*PROBLEM STATEMENT*
Drop every picture, then repeat the records exactly.

*DATA PROVIDED*
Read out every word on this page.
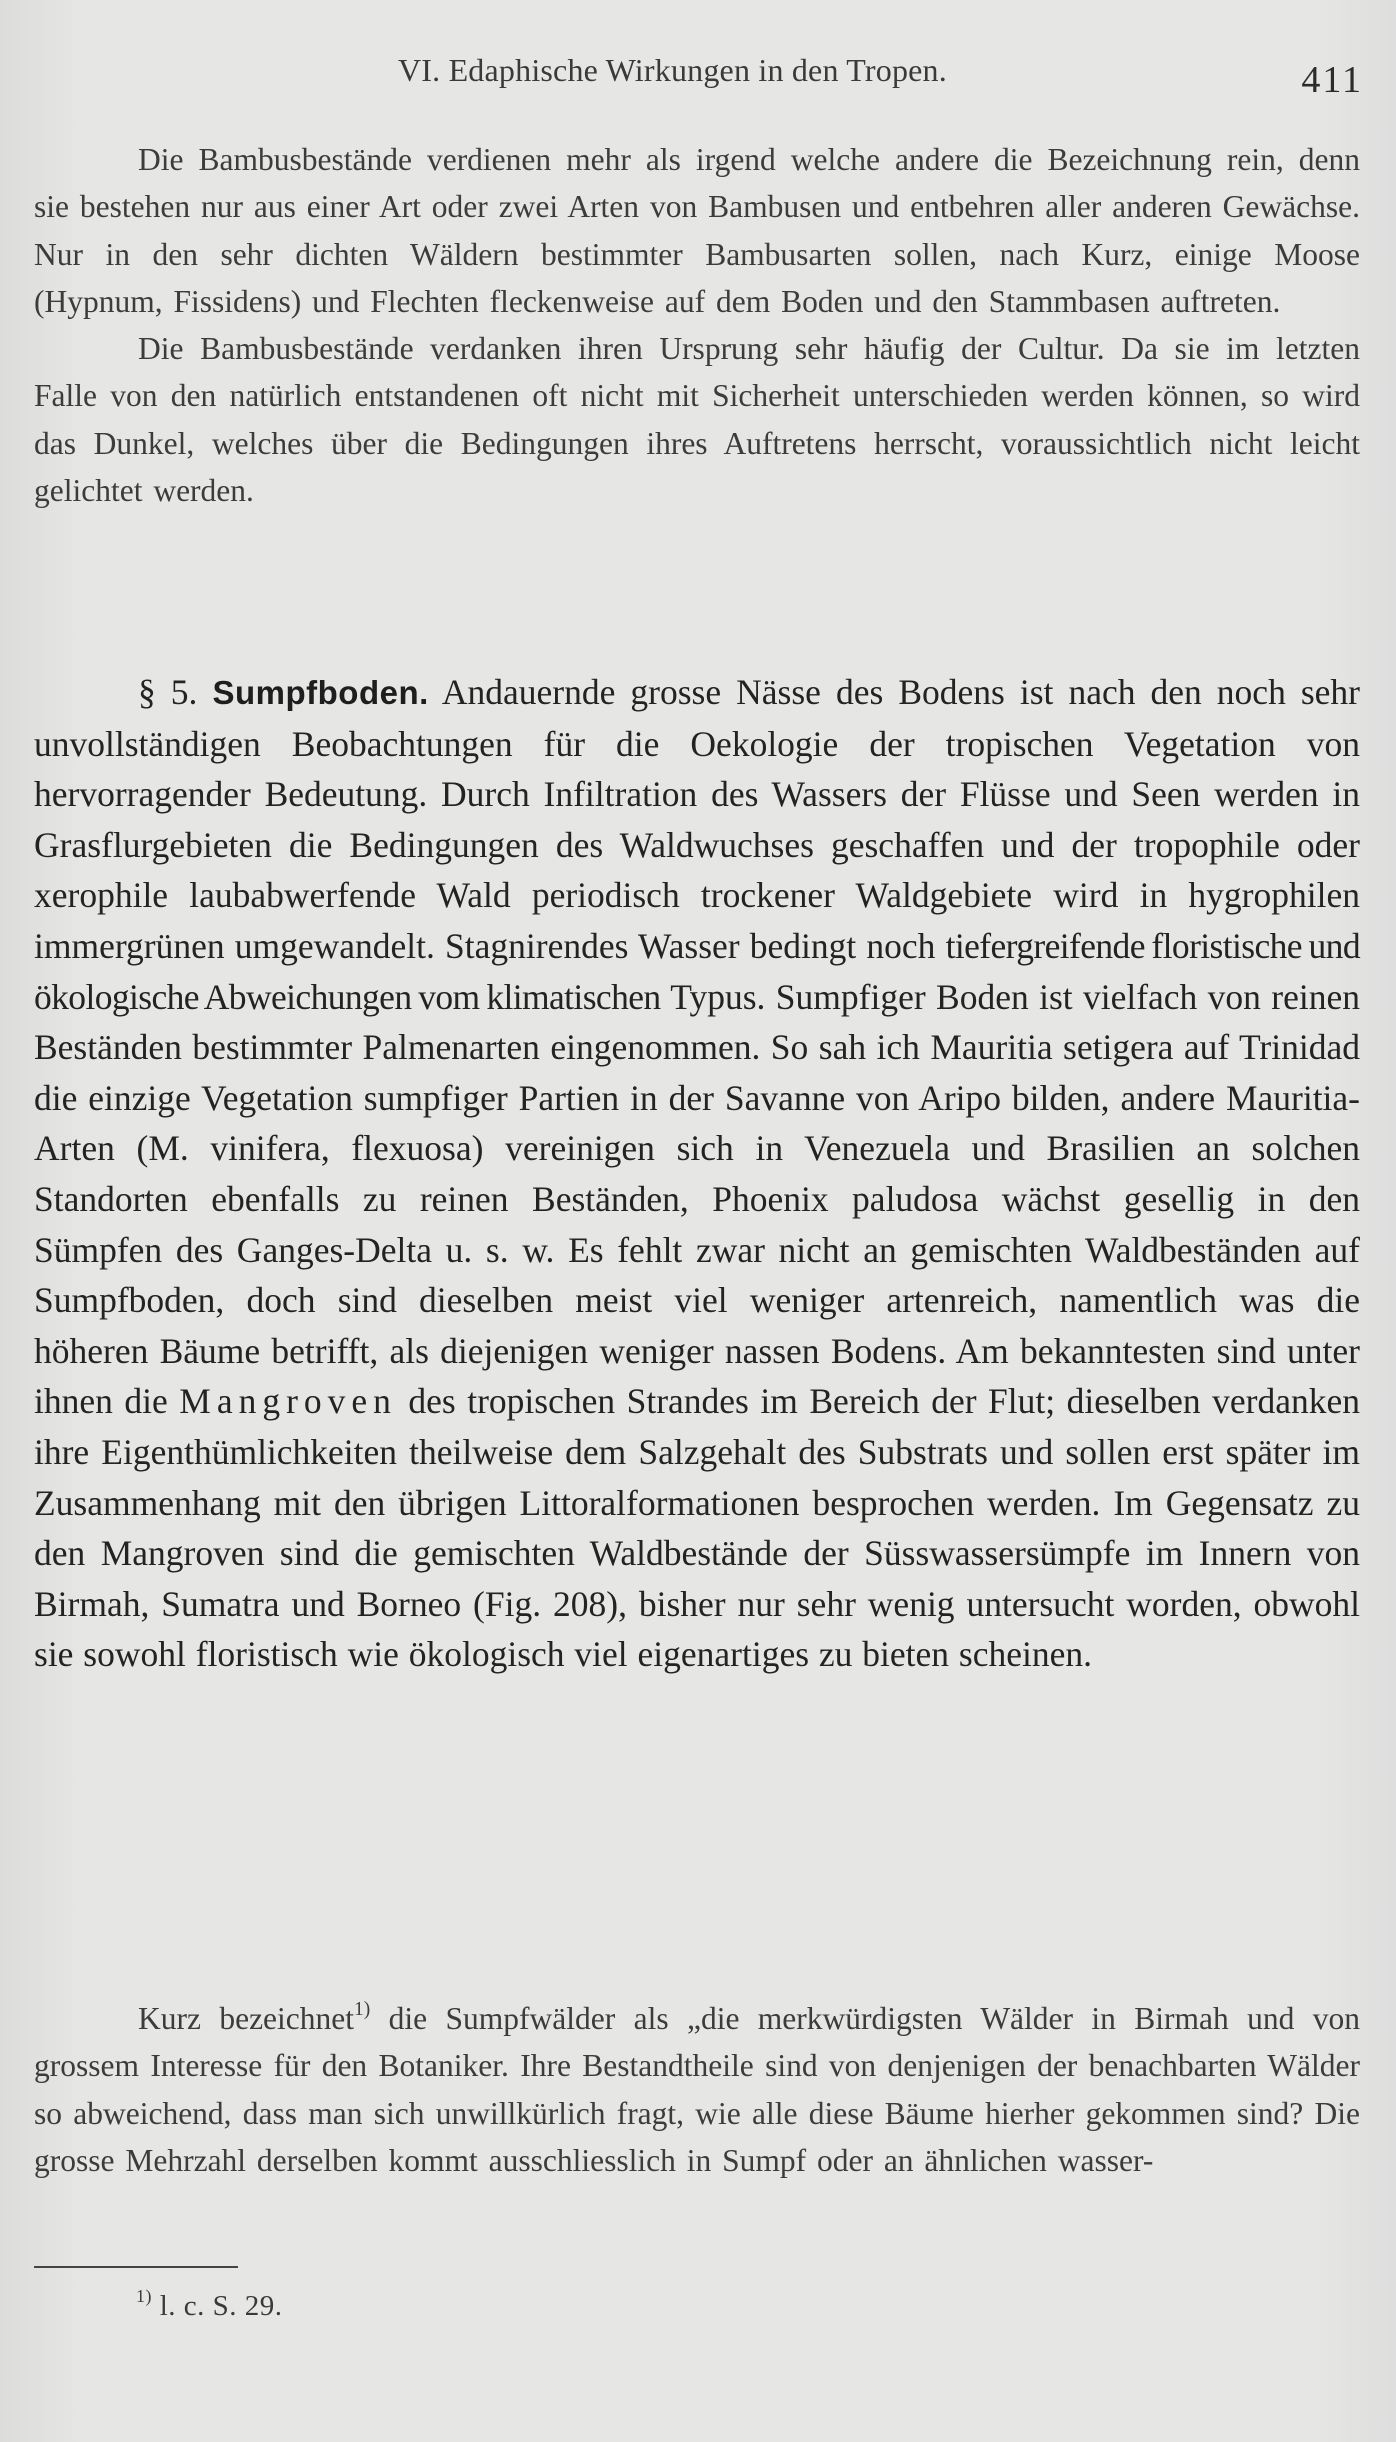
VI. Edaphische Wirkungen in den Tropen.	411

Die Bambusbestände verdienen mehr als irgend welche andere die Bezeichnung rein, denn sie bestehen nur aus einer Art oder zwei Arten von Bambusen und entbehren aller anderen Gewächse. Nur in den sehr dichten Wäldern bestimmter Bambusarten sollen, nach Kurz, einige Moose (Hypnum, Fissidens) und Flechten fleckenweise auf dem Boden und den Stammbasen auftreten.

Die Bambusbestände verdanken ihren Ursprung sehr häufig der Cultur. Da sie im letzten Falle von den natürlich entstandenen oft nicht mit Sicherheit unterschieden werden können, so wird das Dunkel, welches über die Bedingungen ihres Auftretens herrscht, voraussichtlich nicht leicht gelichtet werden.

§ 5. Sumpfboden. Andauernde grosse Nässe des Bodens ist nach den noch sehr unvollständigen Beobachtungen für die Oekologie der tropischen Vegetation von hervorragender Bedeutung. Durch Infiltration des Wassers der Flüsse und Seen werden in Grasflurgebieten die Bedingungen des Waldwuchses geschaffen und der tropophile oder xerophile laubabwerfende Wald periodisch trockener Waldgebiete wird in hygrophilen immergrünen umgewandelt. Stagnirendes Wasser bedingt noch tiefergreifende floristische und ökologische Abweichungen vom klimatischen Typus. Sumpfiger Boden ist vielfach von reinen Beständen bestimmter Palmenarten eingenommen. So sah ich Mauritia setigera auf Trinidad die einzige Vegetation sumpfiger Partien in der Savanne von Aripo bilden, andere Mauritia-Arten (M. vinifera, flexuosa) vereinigen sich in Venezuela und Brasilien an solchen Standorten ebenfalls zu reinen Beständen, Phoenix paludosa wächst gesellig in den Sümpfen des Ganges-Delta u. s. w. Es fehlt zwar nicht an gemischten Waldbeständen auf Sumpfboden, doch sind dieselben meist viel weniger artenreich, namentlich was die höheren Bäume betrifft, als diejenigen weniger nassen Bodens. Am bekanntesten sind unter ihnen die Mangroven des tropischen Strandes im Bereich der Flut; dieselben verdanken ihre Eigenthümlichkeiten theilweise dem Salzgehalt des Substrats und sollen erst später im Zusammenhang mit den übrigen Littoralformationen besprochen werden. Im Gegensatz zu den Mangroven sind die gemischten Waldbestände der Süsswassersümpfe im Innern von Birmah, Sumatra und Borneo (Fig. 208), bisher nur sehr wenig untersucht worden, obwohl sie sowohl floristisch wie ökologisch viel eigenartiges zu bieten scheinen.

Kurz bezeichnet$^{1)}$ die Sumpfwälder als „die merkwürdigsten Wälder in Birmah und von grossem Interesse für den Botaniker. Ihre Bestandtheile sind von denjenigen der benachbarten Wälder so abweichend, dass man sich unwillkürlich fragt, wie alle diese Bäume hierher gekommen sind? Die grosse Mehrzahl derselben kommt ausschliesslich in Sumpf oder an ähnlichen wasser-

$^{1)}$ l. c. S. 29.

*TASK RESPONSE*
Read out every word on this page.
VI. Edaphische Wirkungen in den Tropen.	411

Die Bambusbestände verdienen mehr als irgend welche andere die Bezeichnung rein, denn sie bestehen nur aus einer Art oder zwei Arten von Bambusen und entbehren aller anderen Gewächse. Nur in den sehr dichten Wäldern bestimmter Bambusarten sollen, nach Kurz, einige Moose (Hypnum, Fissidens) und Flechten fleckenweise auf dem Boden und den Stammbasen auftreten.

Die Bambusbestände verdanken ihren Ursprung sehr häufig der Cultur. Da sie im letzten Falle von den natürlich entstandenen oft nicht mit Sicherheit unterschieden werden können, so wird das Dunkel, welches über die Bedingungen ihres Auftretens herrscht, voraussichtlich nicht leicht gelichtet werden.

§ 5. Sumpfboden. Andauernde grosse Nässe des Bodens ist nach den noch sehr unvollständigen Beobachtungen für die Oekologie der tropischen Vegetation von hervorragender Bedeutung. Durch Infiltration des Wassers der Flüsse und Seen werden in Grasflurgebieten die Bedingungen des Waldwuchses geschaffen und der tropophile oder xerophile laubabwerfende Wald periodisch trockener Waldgebiete wird in hygrophilen immergrünen umgewandelt. Stagnirendes Wasser bedingt noch tiefergreifende floristische und ökologische Abweichungen vom klimatischen Typus. Sumpfiger Boden ist vielfach von reinen Beständen bestimmter Palmenarten eingenommen. So sah ich Mauritia setigera auf Trinidad die einzige Vegetation sumpfiger Partien in der Savanne von Aripo bilden, andere Mauritia-Arten (M. vinifera, flexuosa) vereinigen sich in Venezuela und Brasilien an solchen Standorten ebenfalls zu reinen Beständen, Phoenix paludosa wächst gesellig in den Sümpfen des Ganges-Delta u. s. w. Es fehlt zwar nicht an gemischten Waldbeständen auf Sumpfboden, doch sind dieselben meist viel weniger artenreich, namentlich was die höheren Bäume betrifft, als diejenigen weniger nassen Bodens. Am bekanntesten sind unter ihnen die Mangroven des tropischen Strandes im Bereich der Flut; dieselben verdanken ihre Eigenthümlichkeiten theilweise dem Salzgehalt des Substrats und sollen erst später im Zusammenhang mit den übrigen Littoralformationen besprochen werden. Im Gegensatz zu den Mangroven sind die gemischten Waldbestände der Süsswassersümpfe im Innern von Birmah, Sumatra und Borneo (Fig. 208), bisher nur sehr wenig untersucht worden, obwohl sie sowohl floristisch wie ökologisch viel eigenartiges zu bieten scheinen.

Kurz bezeichnet$^{1)}$ die Sumpfwälder als „die merkwürdigsten Wälder in Birmah und von grossem Interesse für den Botaniker. Ihre Bestandtheile sind von denjenigen der benachbarten Wälder so abweichend, dass man sich unwillkürlich fragt, wie alle diese Bäume hierher gekommen sind? Die grosse Mehrzahl derselben kommt ausschliesslich in Sumpf oder an ähnlichen wasser-

$^{1)}$ l. c. S. 29.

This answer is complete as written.